- _The request_
From the records below, copy every line that contains the word "screenshot".

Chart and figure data
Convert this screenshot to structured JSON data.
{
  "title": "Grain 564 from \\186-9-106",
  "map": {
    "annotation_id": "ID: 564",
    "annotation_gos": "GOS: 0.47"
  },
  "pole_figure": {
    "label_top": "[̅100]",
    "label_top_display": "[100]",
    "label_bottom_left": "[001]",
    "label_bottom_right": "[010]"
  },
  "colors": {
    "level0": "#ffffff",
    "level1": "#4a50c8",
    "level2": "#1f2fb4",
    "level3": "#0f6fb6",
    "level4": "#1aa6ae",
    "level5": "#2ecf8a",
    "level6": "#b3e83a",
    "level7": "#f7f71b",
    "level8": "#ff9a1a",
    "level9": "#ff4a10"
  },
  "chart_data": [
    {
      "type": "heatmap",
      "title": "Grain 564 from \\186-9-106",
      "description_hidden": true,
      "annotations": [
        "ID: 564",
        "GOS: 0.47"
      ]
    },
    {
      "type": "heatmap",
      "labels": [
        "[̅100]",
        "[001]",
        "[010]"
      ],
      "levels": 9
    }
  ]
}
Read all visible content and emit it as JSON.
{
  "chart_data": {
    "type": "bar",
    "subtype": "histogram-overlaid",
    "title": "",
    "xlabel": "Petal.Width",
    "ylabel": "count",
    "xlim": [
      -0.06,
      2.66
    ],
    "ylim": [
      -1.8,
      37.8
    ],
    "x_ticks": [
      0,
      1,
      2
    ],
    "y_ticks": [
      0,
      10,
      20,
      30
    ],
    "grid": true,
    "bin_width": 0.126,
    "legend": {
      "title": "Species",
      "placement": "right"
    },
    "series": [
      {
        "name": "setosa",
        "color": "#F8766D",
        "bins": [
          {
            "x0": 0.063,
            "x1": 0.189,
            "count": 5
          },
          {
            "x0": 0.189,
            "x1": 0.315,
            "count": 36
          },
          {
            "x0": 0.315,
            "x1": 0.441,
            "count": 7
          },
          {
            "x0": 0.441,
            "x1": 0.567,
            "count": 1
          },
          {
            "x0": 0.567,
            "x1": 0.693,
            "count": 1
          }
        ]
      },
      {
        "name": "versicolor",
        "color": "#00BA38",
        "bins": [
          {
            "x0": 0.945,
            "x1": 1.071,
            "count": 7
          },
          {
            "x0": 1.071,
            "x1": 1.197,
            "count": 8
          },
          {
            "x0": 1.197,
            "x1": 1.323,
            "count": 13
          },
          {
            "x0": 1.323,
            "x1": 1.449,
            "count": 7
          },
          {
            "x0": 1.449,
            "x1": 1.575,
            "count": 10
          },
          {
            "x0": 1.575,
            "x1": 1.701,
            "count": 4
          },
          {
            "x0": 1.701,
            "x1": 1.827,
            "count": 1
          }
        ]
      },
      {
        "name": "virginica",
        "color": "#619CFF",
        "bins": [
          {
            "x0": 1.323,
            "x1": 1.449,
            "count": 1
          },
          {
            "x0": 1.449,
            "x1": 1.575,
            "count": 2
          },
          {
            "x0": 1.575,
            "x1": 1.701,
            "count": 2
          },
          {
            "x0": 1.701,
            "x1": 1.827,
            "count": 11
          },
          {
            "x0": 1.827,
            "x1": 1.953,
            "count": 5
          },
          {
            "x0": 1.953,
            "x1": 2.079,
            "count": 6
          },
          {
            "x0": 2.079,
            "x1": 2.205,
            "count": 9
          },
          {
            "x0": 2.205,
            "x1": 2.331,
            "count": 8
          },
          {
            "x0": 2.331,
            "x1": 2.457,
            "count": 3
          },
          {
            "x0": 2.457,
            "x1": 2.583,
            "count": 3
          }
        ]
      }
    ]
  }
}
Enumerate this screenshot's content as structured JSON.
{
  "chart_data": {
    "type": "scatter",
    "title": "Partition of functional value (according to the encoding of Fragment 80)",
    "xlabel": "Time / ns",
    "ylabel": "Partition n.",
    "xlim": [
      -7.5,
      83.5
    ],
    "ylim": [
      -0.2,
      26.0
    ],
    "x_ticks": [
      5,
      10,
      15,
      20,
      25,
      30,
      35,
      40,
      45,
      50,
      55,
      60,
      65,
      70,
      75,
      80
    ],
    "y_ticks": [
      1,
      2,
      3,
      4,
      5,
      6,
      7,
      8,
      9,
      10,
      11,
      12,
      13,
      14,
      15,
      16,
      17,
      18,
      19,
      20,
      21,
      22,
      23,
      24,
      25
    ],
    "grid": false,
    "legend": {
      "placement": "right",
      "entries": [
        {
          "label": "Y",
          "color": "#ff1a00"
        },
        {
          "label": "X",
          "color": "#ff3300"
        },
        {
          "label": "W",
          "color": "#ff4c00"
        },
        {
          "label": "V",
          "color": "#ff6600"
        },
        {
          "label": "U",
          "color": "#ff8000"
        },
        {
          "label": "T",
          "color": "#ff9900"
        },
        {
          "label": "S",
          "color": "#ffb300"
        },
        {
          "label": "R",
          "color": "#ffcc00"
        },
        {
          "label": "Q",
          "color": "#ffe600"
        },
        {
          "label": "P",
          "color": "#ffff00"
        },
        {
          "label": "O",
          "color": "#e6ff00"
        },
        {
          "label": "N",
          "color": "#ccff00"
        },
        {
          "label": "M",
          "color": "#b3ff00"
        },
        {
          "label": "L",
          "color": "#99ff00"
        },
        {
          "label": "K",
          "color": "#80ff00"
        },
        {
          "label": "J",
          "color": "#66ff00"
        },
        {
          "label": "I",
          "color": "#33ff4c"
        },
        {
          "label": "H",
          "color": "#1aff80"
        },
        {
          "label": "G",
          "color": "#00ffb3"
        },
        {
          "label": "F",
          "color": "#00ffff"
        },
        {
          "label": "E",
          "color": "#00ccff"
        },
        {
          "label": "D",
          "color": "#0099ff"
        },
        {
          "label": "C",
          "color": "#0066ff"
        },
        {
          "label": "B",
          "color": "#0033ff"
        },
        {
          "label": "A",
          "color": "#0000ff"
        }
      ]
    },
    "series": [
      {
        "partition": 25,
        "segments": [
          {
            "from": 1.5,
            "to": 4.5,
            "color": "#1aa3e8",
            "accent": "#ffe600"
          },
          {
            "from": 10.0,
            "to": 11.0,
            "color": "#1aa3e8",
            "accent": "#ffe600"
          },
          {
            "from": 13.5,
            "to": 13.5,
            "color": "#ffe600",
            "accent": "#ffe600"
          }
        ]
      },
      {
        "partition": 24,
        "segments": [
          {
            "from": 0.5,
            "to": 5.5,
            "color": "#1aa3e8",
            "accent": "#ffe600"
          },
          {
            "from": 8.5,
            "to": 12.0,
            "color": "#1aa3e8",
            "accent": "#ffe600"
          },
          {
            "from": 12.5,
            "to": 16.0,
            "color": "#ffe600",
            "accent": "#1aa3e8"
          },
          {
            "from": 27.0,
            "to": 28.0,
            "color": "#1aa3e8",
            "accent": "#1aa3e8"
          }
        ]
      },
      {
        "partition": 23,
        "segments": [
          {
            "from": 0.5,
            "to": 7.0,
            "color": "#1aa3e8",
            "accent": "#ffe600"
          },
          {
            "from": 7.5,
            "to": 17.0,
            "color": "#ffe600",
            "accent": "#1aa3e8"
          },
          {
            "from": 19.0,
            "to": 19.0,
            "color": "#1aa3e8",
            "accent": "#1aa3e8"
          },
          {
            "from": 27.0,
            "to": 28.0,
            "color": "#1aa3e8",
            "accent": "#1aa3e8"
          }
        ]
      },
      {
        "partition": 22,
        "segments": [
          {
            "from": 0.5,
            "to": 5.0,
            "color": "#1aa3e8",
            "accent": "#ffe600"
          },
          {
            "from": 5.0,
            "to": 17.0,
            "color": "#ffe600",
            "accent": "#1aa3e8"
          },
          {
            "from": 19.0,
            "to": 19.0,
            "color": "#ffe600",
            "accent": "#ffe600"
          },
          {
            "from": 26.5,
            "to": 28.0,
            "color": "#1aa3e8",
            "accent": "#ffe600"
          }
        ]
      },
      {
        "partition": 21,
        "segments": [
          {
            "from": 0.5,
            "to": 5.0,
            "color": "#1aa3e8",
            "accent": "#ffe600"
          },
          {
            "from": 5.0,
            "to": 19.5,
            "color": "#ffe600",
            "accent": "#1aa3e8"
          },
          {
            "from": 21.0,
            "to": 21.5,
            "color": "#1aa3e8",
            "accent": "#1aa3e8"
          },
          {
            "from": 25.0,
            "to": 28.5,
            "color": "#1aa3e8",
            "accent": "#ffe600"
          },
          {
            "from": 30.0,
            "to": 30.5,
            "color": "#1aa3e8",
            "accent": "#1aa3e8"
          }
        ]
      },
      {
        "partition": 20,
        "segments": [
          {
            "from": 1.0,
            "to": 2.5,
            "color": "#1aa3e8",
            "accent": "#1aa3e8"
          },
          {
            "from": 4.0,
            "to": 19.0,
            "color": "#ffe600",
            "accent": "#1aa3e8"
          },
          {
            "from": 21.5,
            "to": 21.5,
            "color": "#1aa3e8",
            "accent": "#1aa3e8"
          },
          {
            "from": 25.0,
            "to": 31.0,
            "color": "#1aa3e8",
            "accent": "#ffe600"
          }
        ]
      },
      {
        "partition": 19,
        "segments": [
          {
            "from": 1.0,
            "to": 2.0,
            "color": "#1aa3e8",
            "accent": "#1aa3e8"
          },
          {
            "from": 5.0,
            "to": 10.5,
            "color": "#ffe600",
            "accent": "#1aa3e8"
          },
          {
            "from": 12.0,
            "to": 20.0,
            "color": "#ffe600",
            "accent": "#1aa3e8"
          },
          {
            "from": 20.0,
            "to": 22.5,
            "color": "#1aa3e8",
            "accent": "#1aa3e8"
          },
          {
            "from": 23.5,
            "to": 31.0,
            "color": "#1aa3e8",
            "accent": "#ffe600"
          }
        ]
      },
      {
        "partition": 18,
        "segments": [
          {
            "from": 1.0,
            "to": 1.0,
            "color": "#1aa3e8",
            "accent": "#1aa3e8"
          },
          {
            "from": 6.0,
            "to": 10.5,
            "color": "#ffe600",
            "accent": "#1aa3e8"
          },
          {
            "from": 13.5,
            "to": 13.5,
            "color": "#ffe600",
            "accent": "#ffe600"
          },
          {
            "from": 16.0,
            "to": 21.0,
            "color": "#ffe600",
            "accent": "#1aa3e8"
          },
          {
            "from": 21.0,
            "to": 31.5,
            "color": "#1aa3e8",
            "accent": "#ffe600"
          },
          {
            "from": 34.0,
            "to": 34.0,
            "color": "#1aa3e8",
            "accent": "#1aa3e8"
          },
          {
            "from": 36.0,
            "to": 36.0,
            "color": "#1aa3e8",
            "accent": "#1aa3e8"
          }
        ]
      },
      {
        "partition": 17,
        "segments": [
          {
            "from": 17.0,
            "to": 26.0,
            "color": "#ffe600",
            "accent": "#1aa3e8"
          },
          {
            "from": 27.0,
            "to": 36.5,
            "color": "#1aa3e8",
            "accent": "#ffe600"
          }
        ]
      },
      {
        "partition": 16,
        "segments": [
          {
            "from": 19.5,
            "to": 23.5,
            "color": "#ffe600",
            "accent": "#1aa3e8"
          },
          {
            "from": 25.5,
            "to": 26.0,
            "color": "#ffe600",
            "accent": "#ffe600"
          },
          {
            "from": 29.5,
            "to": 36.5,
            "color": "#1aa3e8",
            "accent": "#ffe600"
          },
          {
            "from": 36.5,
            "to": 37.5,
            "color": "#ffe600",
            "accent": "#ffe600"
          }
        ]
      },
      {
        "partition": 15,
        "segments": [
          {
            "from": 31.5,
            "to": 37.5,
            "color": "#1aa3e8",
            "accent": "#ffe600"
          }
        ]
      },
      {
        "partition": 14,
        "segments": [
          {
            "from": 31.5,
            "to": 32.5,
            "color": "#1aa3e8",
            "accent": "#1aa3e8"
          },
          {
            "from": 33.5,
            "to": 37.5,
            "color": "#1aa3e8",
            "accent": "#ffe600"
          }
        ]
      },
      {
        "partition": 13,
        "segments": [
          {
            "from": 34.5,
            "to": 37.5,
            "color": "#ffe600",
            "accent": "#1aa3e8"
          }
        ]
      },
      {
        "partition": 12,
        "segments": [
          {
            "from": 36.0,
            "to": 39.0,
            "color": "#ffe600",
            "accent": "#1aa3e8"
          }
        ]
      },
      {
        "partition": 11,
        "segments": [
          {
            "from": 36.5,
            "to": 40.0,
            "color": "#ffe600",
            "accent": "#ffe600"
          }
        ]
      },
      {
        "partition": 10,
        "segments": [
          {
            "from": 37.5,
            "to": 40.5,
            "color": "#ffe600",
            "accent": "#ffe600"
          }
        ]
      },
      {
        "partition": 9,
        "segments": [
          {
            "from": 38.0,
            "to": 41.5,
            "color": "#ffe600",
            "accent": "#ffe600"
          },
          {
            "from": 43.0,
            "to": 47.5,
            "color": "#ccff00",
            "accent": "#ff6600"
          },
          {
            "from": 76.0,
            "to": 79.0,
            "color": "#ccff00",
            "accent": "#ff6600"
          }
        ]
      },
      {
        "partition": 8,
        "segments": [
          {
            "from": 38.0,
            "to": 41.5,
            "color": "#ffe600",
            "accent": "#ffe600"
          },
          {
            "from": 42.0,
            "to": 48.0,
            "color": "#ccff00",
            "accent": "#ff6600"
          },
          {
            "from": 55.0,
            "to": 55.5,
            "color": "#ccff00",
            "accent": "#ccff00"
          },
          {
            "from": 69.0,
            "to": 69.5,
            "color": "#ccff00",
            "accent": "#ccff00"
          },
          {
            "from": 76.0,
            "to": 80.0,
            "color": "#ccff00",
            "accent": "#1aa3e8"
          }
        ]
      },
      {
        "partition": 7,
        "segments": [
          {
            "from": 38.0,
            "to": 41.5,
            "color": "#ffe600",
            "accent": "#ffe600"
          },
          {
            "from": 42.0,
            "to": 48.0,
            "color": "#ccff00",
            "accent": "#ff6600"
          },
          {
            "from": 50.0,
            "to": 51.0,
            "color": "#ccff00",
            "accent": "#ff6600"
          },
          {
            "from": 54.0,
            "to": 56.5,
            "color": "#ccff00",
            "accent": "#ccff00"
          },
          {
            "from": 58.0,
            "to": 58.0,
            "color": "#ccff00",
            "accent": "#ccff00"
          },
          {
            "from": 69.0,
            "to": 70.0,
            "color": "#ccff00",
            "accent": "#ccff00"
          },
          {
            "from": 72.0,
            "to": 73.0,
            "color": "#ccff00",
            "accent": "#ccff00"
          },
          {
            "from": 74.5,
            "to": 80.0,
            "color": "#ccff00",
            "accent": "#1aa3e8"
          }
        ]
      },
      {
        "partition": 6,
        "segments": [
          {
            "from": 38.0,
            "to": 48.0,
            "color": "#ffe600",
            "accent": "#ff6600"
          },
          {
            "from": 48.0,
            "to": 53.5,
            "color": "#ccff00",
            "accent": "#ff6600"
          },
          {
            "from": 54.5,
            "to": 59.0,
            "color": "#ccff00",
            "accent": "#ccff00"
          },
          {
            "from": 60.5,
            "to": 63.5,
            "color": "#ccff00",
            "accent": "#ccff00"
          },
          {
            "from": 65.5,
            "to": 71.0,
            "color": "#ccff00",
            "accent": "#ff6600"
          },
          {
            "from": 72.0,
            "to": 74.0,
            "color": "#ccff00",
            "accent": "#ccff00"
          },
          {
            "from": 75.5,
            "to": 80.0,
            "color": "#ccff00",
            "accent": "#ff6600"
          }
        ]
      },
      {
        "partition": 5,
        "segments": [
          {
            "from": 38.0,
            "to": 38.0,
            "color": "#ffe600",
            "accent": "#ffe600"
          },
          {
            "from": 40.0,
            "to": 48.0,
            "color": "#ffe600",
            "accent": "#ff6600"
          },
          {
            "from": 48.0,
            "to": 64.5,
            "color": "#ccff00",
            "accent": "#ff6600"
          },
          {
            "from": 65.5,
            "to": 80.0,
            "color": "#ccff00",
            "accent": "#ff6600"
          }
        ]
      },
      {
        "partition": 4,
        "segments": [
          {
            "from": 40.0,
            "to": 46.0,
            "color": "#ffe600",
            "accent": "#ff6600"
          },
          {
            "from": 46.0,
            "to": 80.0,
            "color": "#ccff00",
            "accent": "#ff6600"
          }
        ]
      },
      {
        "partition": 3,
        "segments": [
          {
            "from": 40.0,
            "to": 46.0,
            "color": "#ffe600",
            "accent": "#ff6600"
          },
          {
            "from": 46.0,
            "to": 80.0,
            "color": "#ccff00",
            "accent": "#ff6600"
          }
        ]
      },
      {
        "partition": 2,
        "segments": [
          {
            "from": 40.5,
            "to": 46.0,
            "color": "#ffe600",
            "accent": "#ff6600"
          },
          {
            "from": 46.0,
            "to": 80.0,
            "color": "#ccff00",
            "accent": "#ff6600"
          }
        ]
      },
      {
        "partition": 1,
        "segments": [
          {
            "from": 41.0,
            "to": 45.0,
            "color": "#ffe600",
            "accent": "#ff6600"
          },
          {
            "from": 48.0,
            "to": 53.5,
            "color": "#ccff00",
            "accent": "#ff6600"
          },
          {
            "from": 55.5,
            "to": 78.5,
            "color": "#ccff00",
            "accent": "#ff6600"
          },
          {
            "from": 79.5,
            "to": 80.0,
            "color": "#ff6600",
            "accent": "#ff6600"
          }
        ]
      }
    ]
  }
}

- _Solution to the exercise_
Convert this screenshot to structured JSON data.
Enumerate this screenshot's content as structured JSON.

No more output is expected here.